TASK STATEMENT = Give the number of lines containing the word "有且只有一个平面", and nothing else.

start RECORD EXTRACTS

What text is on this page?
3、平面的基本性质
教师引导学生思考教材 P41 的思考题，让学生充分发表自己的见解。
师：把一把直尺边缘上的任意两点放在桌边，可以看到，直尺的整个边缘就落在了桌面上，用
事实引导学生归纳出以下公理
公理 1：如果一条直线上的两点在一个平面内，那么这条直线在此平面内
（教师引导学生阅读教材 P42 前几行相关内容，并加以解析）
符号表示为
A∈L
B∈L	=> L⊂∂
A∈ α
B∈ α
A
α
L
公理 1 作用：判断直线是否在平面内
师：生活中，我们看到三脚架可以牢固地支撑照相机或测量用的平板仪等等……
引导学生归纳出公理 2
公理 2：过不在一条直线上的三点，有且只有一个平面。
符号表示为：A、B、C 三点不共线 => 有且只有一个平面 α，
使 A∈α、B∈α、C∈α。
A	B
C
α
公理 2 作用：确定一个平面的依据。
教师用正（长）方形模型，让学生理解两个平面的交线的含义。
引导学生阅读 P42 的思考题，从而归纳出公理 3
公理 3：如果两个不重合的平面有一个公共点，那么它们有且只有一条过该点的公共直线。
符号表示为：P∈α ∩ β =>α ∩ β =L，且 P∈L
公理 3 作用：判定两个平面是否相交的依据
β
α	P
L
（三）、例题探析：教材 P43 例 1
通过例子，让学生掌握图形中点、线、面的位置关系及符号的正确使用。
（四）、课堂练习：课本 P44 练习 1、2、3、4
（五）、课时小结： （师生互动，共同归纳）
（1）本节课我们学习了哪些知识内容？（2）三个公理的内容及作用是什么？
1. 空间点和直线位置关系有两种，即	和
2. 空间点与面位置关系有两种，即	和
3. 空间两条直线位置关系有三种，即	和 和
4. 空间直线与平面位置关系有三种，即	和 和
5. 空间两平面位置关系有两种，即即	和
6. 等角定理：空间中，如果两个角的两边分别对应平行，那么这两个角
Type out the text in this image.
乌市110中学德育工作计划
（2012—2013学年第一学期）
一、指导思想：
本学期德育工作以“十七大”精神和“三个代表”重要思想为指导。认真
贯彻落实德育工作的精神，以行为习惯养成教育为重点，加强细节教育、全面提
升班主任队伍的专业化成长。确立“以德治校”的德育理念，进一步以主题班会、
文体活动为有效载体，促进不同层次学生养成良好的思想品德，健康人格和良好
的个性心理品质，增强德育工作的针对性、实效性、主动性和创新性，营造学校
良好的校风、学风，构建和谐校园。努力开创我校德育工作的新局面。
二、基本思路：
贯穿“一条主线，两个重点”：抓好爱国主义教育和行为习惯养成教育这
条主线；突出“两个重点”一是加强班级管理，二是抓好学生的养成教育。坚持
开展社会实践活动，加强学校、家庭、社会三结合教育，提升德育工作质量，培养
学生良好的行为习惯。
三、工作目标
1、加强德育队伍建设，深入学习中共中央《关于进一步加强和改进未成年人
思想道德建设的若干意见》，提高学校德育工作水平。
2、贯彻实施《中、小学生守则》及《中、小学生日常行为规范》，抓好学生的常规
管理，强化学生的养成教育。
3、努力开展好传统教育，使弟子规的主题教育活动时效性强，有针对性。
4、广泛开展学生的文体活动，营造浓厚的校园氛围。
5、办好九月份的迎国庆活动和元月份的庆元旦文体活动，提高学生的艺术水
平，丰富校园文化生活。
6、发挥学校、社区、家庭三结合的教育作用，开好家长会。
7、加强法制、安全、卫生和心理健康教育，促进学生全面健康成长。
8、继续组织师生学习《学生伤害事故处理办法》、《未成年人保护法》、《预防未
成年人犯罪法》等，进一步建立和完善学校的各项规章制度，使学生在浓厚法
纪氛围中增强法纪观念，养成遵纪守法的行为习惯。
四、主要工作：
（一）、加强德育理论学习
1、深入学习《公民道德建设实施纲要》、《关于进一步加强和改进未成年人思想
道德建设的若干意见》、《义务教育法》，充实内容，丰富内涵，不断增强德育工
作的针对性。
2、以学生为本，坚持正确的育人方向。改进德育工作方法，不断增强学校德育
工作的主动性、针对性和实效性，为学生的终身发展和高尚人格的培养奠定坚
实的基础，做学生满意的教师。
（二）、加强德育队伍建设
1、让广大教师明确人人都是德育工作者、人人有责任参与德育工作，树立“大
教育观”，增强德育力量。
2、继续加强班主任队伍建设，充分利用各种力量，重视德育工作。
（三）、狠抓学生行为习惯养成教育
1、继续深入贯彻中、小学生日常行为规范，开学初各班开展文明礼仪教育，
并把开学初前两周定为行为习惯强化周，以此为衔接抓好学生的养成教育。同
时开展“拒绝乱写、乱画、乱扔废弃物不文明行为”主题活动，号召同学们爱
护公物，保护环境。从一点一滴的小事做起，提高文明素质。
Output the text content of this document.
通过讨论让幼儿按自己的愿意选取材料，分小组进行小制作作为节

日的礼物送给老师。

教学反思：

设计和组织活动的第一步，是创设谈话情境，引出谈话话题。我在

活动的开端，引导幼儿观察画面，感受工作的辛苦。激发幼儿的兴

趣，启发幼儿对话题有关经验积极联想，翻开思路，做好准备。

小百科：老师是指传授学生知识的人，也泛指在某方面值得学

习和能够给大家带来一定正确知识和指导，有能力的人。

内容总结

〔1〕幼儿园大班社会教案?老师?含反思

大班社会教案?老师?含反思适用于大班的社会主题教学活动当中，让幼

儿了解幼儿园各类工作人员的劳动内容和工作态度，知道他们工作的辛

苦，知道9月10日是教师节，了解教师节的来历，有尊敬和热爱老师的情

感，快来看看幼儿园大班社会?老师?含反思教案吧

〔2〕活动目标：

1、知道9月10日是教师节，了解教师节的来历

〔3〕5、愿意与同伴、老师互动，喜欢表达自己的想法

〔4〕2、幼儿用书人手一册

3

end RECORD EXTRACTS

SOLUTION BELOW = 2